====== MATERIALS PROVIDED

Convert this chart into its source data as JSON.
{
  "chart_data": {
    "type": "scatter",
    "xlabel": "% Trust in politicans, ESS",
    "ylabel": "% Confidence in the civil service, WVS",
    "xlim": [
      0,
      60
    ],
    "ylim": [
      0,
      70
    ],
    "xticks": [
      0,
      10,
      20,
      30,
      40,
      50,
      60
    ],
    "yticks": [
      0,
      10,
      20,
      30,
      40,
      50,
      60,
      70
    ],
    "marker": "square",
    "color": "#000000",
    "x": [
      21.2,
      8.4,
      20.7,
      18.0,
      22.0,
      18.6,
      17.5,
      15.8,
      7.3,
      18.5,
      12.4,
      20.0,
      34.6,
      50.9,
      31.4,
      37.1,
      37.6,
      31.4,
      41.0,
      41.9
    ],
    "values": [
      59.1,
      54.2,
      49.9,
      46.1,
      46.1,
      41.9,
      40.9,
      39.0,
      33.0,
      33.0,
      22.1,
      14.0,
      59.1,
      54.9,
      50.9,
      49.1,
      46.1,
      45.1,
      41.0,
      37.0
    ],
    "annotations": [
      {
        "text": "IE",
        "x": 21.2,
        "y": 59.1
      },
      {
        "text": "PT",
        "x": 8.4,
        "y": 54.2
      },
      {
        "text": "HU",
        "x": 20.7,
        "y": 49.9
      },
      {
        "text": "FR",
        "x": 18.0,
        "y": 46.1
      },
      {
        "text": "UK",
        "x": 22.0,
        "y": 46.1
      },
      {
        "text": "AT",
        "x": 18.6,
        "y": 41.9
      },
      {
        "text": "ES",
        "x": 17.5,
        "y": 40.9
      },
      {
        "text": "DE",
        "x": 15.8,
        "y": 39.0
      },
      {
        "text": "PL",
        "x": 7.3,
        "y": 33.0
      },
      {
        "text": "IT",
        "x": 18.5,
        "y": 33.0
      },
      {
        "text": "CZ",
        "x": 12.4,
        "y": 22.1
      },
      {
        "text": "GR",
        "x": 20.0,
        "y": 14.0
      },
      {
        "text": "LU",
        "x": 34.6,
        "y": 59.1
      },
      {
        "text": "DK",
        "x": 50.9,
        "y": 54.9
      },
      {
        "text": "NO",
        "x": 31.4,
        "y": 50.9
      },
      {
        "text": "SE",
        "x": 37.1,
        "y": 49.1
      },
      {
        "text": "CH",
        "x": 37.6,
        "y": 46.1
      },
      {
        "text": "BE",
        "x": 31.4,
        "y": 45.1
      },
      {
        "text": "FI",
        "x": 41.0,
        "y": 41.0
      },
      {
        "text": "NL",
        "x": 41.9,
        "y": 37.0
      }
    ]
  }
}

============

All of the data needs to be reproduced exactly, with no line missing.

Convert this chart into its source data as JSON.
{
  "chart_data": {
    "type": "scatter",
    "xlabel": "% Trust in politicans, ESS",
    "ylabel": "% Confidence in the civil service, WVS",
    "xlim": [
      0,
      60
    ],
    "ylim": [
      0,
      70
    ],
    "xticks": [
      0,
      10,
      20,
      30,
      40,
      50,
      60
    ],
    "yticks": [
      0,
      10,
      20,
      30,
      40,
      50,
      60,
      70
    ],
    "marker": "square",
    "color": "#000000",
    "x": [
      21.2,
      8.4,
      20.7,
      18.0,
      22.0,
      18.6,
      17.5,
      15.8,
      7.3,
      18.5,
      12.4,
      20.0,
      34.6,
      50.9,
      31.4,
      37.1,
      37.6,
      31.4,
      41.0,
      41.9
    ],
    "values": [
      59.1,
      54.2,
      49.9,
      46.1,
      46.1,
      41.9,
      40.9,
      39.0,
      33.0,
      33.0,
      22.1,
      14.0,
      59.1,
      54.9,
      50.9,
      49.1,
      46.1,
      45.1,
      41.0,
      37.0
    ],
    "annotations": [
      {
        "text": "IE",
        "x": 21.2,
        "y": 59.1
      },
      {
        "text": "PT",
        "x": 8.4,
        "y": 54.2
      },
      {
        "text": "HU",
        "x": 20.7,
        "y": 49.9
      },
      {
        "text": "FR",
        "x": 18.0,
        "y": 46.1
      },
      {
        "text": "UK",
        "x": 22.0,
        "y": 46.1
      },
      {
        "text": "AT",
        "x": 18.6,
        "y": 41.9
      },
      {
        "text": "ES",
        "x": 17.5,
        "y": 40.9
      },
      {
        "text": "DE",
        "x": 15.8,
        "y": 39.0
      },
      {
        "text": "PL",
        "x": 7.3,
        "y": 33.0
      },
      {
        "text": "IT",
        "x": 18.5,
        "y": 33.0
      },
      {
        "text": "CZ",
        "x": 12.4,
        "y": 22.1
      },
      {
        "text": "GR",
        "x": 20.0,
        "y": 14.0
      },
      {
        "text": "LU",
        "x": 34.6,
        "y": 59.1
      },
      {
        "text": "DK",
        "x": 50.9,
        "y": 54.9
      },
      {
        "text": "NO",
        "x": 31.4,
        "y": 50.9
      },
      {
        "text": "SE",
        "x": 37.1,
        "y": 49.1
      },
      {
        "text": "CH",
        "x": 37.6,
        "y": 46.1
      },
      {
        "text": "BE",
        "x": 31.4,
        "y": 45.1
      },
      {
        "text": "FI",
        "x": 41.0,
        "y": 41.0
      },
      {
        "text": "NL",
        "x": 41.9,
        "y": 37.0
      }
    ]
  }
}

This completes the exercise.